= Given exercise =
Only a number is wanted: how many lines in these records contain the word "dialettale"?

--- Supplied data ---

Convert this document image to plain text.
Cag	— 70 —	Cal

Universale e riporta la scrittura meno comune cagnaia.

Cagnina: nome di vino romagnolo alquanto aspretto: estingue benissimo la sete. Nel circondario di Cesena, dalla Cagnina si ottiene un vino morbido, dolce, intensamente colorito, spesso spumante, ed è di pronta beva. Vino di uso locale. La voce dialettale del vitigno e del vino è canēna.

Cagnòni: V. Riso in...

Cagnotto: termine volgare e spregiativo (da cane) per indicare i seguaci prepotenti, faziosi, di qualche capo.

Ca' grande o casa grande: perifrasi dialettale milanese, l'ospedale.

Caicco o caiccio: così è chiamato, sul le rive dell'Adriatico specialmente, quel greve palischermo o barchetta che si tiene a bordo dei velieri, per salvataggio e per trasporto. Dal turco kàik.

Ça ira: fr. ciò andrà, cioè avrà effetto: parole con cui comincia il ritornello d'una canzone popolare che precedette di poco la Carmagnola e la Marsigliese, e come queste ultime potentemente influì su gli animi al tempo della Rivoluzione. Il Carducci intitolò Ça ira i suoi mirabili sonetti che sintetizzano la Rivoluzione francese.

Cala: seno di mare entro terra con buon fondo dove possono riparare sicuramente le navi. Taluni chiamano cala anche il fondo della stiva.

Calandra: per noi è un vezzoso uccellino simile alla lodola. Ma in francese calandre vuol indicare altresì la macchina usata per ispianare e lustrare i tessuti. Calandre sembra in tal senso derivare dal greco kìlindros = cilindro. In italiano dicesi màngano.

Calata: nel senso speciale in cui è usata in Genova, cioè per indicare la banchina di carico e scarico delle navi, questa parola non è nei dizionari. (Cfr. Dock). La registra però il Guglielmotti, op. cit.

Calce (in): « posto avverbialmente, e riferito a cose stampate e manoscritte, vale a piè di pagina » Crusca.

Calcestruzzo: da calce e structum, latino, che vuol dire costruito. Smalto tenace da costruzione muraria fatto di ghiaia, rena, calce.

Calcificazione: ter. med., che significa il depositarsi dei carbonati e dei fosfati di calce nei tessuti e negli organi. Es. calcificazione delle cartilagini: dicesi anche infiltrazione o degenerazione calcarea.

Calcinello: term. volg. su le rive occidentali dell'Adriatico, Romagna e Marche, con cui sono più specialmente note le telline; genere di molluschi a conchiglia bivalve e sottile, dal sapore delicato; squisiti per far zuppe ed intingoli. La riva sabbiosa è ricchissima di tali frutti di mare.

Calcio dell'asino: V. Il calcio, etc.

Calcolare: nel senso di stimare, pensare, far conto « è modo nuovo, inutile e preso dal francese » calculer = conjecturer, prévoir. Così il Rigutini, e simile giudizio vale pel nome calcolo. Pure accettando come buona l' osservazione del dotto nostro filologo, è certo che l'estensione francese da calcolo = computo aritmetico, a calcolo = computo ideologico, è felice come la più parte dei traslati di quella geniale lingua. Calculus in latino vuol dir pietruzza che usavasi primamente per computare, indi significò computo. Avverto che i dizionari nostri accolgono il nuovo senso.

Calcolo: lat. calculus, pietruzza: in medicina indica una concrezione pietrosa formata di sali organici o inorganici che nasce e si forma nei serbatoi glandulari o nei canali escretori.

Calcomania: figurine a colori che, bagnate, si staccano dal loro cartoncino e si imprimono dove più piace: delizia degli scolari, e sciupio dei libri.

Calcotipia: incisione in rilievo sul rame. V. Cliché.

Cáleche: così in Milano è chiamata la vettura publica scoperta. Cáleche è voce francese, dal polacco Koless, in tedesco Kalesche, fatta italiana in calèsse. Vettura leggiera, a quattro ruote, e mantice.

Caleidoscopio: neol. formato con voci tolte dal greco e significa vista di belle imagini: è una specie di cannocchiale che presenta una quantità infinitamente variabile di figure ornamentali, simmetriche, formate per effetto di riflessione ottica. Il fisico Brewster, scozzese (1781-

---

= The reply =
2